**Written exercise:** Without including the pictures, copy out every line below.

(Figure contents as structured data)
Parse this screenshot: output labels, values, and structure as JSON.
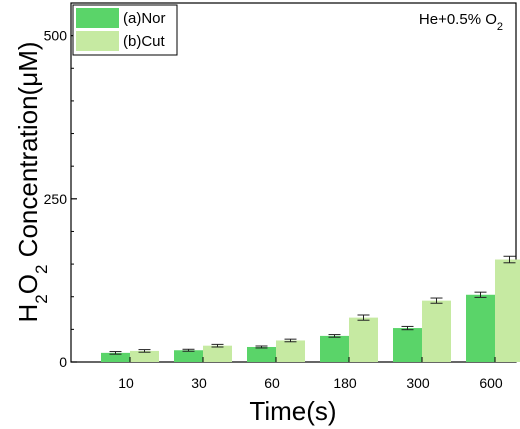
{
  "chart_data": {
    "type": "bar",
    "title": "",
    "annotation": "He+0.5% O2",
    "xlabel": "Time(s)",
    "ylabel": "H2O2 Concentration(μM)",
    "categories": [
      "10",
      "30",
      "60",
      "180",
      "300",
      "600"
    ],
    "ylim": [
      0,
      550
    ],
    "yticks": [
      0,
      250,
      500
    ],
    "series": [
      {
        "name": "(a)Nor",
        "color": "#5ad469",
        "values": [
          14,
          18,
          23,
          40,
          52,
          103
        ],
        "errors": [
          2,
          1.5,
          1.5,
          2,
          2.5,
          4
        ]
      },
      {
        "name": "(b)Cut",
        "color": "#c6eaa2",
        "values": [
          17,
          25,
          33,
          68,
          94,
          157
        ],
        "errors": [
          2,
          2,
          2,
          4,
          4,
          5
        ]
      }
    ],
    "legend": "top-left",
    "grid": false
  }
}
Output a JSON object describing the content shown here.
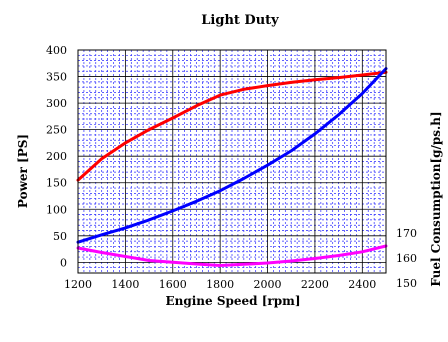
{
  "chart_data": {
    "type": "line",
    "title": "Light Duty",
    "xlabel": "Engine Speed [rpm]",
    "ylabel_left": "Power [PS]",
    "ylabel_right": "Fuel Consumption[g/ps.h]",
    "xlim": [
      1200,
      2500
    ],
    "ylim_left": [
      -20,
      400
    ],
    "ylim_right": [
      150,
      170
    ],
    "grid": true,
    "x_ticks": [
      1200,
      1400,
      1600,
      1800,
      2000,
      2200,
      2400
    ],
    "y_ticks_left": [
      0,
      50,
      100,
      150,
      200,
      250,
      300,
      350,
      400
    ],
    "y_ticks_right": [
      150,
      160,
      170
    ],
    "series": [
      {
        "name": "",
        "axis": "left",
        "color": "#ff0000",
        "x": [
          1200,
          1300,
          1400,
          1500,
          1600,
          1700,
          1800,
          1900,
          2000,
          2100,
          2200,
          2300,
          2400,
          2500
        ],
        "values": [
          155,
          195,
          225,
          250,
          272,
          295,
          315,
          326,
          333,
          339,
          344,
          348,
          353,
          358
        ]
      },
      {
        "name": "",
        "axis": "left",
        "color": "#0000ff",
        "x": [
          1200,
          1300,
          1400,
          1500,
          1600,
          1700,
          1800,
          1900,
          2000,
          2100,
          2200,
          2300,
          2400,
          2500
        ],
        "values": [
          38,
          52,
          65,
          80,
          97,
          115,
          135,
          158,
          183,
          210,
          242,
          278,
          318,
          365
        ]
      },
      {
        "name": "",
        "axis": "right",
        "color": "#ff00ff",
        "x": [
          1200,
          1300,
          1400,
          1500,
          1600,
          1700,
          1800,
          1900,
          2000,
          2100,
          2200,
          2300,
          2400,
          2500
        ],
        "values": [
          164,
          162.2,
          160.6,
          159,
          158.3,
          157.6,
          157,
          157.5,
          158,
          158.8,
          159.8,
          161,
          162.5,
          164.8
        ]
      }
    ]
  }
}
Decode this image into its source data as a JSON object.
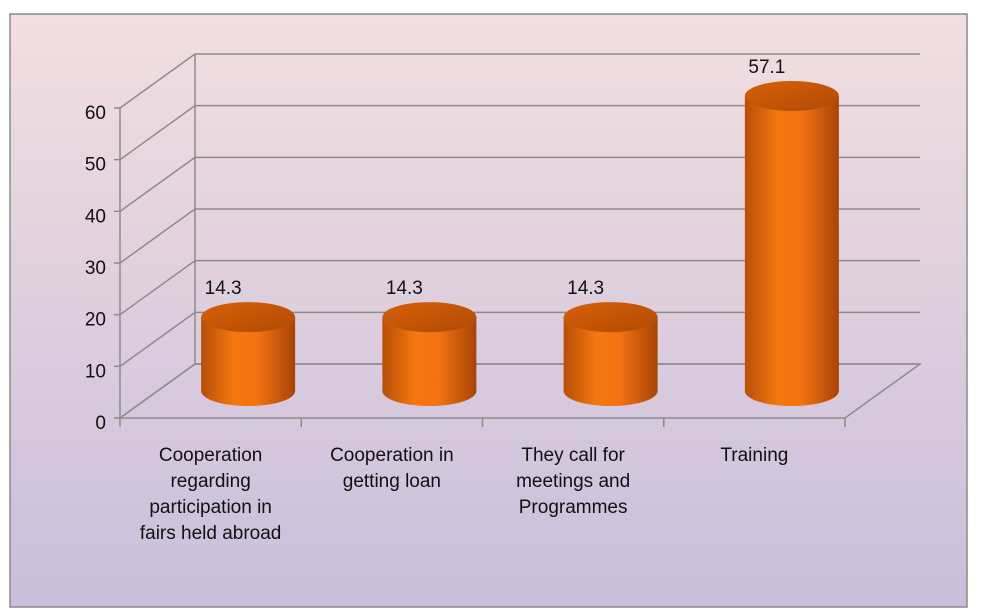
{
  "chart_data": {
    "type": "bar3d-cylinder",
    "categories": [
      "Cooperation regarding participation in fairs held abroad",
      "Cooperation in getting loan",
      "They call for meetings and Programmes",
      "Training"
    ],
    "values": [
      14.3,
      14.3,
      14.3,
      57.1
    ],
    "color": "#f07010",
    "ylim": [
      0,
      60
    ],
    "yticks": [
      0,
      10,
      20,
      30,
      40,
      50,
      60
    ],
    "grid": true
  }
}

**Solved problem:**
Parse this screenshot: output labels, values, and structure as JSON.
{
  "chart_data": {
    "type": "bar",
    "title": "",
    "annotation": "He+0.5% O2",
    "xlabel": "Time(s)",
    "ylabel": "H2O2 Concentration(μM)",
    "categories": [
      "10",
      "30",
      "60",
      "180",
      "300",
      "600"
    ],
    "ylim": [
      0,
      550
    ],
    "yticks": [
      0,
      250,
      500
    ],
    "series": [
      {
        "name": "(a)Nor",
        "color": "#5ad469",
        "values": [
          14,
          18,
          23,
          40,
          52,
          103
        ],
        "errors": [
          2,
          1.5,
          1.5,
          2,
          2.5,
          4
        ]
      },
      {
        "name": "(b)Cut",
        "color": "#c6eaa2",
        "values": [
          17,
          25,
          33,
          68,
          94,
          157
        ],
        "errors": [
          2,
          2,
          2,
          4,
          4,
          5
        ]
      }
    ],
    "legend": "top-left",
    "grid": false
  }
}
Output a JSON object describing the content shown here.
{
  "chart_data": {
    "type": "line",
    "title": "Light Duty",
    "xlabel": "Engine Speed [rpm]",
    "ylabel_left": "Power [PS]",
    "ylabel_right": "Fuel Consumption[g/ps.h]",
    "xlim": [
      1200,
      2500
    ],
    "ylim_left": [
      -20,
      400
    ],
    "ylim_right": [
      150,
      170
    ],
    "grid": true,
    "x_ticks": [
      1200,
      1400,
      1600,
      1800,
      2000,
      2200,
      2400
    ],
    "y_ticks_left": [
      0,
      50,
      100,
      150,
      200,
      250,
      300,
      350,
      400
    ],
    "y_ticks_right": [
      150,
      160,
      170
    ],
    "series": [
      {
        "name": "",
        "axis": "left",
        "color": "#ff0000",
        "x": [
          1200,
          1300,
          1400,
          1500,
          1600,
          1700,
          1800,
          1900,
          2000,
          2100,
          2200,
          2300,
          2400,
          2500
        ],
        "values": [
          155,
          195,
          225,
          250,
          272,
          295,
          315,
          326,
          333,
          339,
          344,
          348,
          353,
          358
        ]
      },
      {
        "name": "",
        "axis": "left",
        "color": "#0000ff",
        "x": [
          1200,
          1300,
          1400,
          1500,
          1600,
          1700,
          1800,
          1900,
          2000,
          2100,
          2200,
          2300,
          2400,
          2500
        ],
        "values": [
          38,
          52,
          65,
          80,
          97,
          115,
          135,
          158,
          183,
          210,
          242,
          278,
          318,
          365
        ]
      },
      {
        "name": "",
        "axis": "right",
        "color": "#ff00ff",
        "x": [
          1200,
          1300,
          1400,
          1500,
          1600,
          1700,
          1800,
          1900,
          2000,
          2100,
          2200,
          2300,
          2400,
          2500
        ],
        "values": [
          164,
          162.2,
          160.6,
          159,
          158.3,
          157.6,
          157,
          157.5,
          158,
          158.8,
          159.8,
          161,
          162.5,
          164.8
        ]
      }
    ]
  }
}
Decode this image into its source data as a JSON object.
{
  "chart_data": {
    "type": "bar3d-cylinder",
    "categories": [
      "Cooperation regarding participation in fairs held abroad",
      "Cooperation in getting loan",
      "They call for meetings and Programmes",
      "Training"
    ],
    "values": [
      14.3,
      14.3,
      14.3,
      57.1
    ],
    "color": "#f07010",
    "ylim": [
      0,
      60
    ],
    "yticks": [
      0,
      10,
      20,
      30,
      40,
      50,
      60
    ],
    "grid": true
  }
}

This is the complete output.